## WHAT TO DO
Reproduce every entry below precisely. Pictures are excluded from the copy.

BEGIN

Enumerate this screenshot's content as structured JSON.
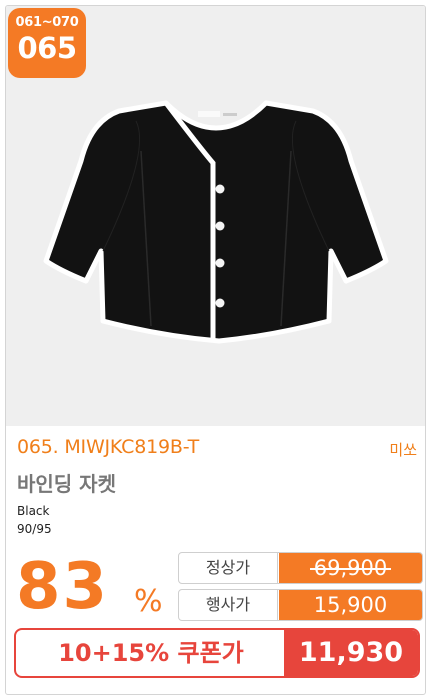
{
  "badge": {
    "range": "061~070",
    "number": "065"
  },
  "product": {
    "code": "065. MIWJKC819B-T",
    "brand": "미쏘",
    "name": "바인딩 자켓",
    "color": "Black",
    "size": "90/95"
  },
  "discount": {
    "value": "83",
    "unit": "%"
  },
  "prices": {
    "regular_label": "정상가",
    "regular_value": "69,900",
    "event_label": "행사가",
    "event_value": "15,900"
  },
  "coupon": {
    "label": "10+15% 쿠폰가",
    "value": "11,930"
  },
  "colors": {
    "accent": "#f47a25",
    "coupon": "#e7453c"
  }
}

END

## SOLUTION
Enumerate this screenshot's content as structured JSON.
{
  "badge": {
    "range": "061~070",
    "number": "065"
  },
  "product": {
    "code": "065. MIWJKC819B-T",
    "brand": "미쏘",
    "name": "바인딩 자켓",
    "color": "Black",
    "size": "90/95"
  },
  "discount": {
    "value": "83",
    "unit": "%"
  },
  "prices": {
    "regular_label": "정상가",
    "regular_value": "69,900",
    "event_label": "행사가",
    "event_value": "15,900"
  },
  "coupon": {
    "label": "10+15% 쿠폰가",
    "value": "11,930"
  },
  "colors": {
    "accent": "#f47a25",
    "coupon": "#e7453c"
  }
}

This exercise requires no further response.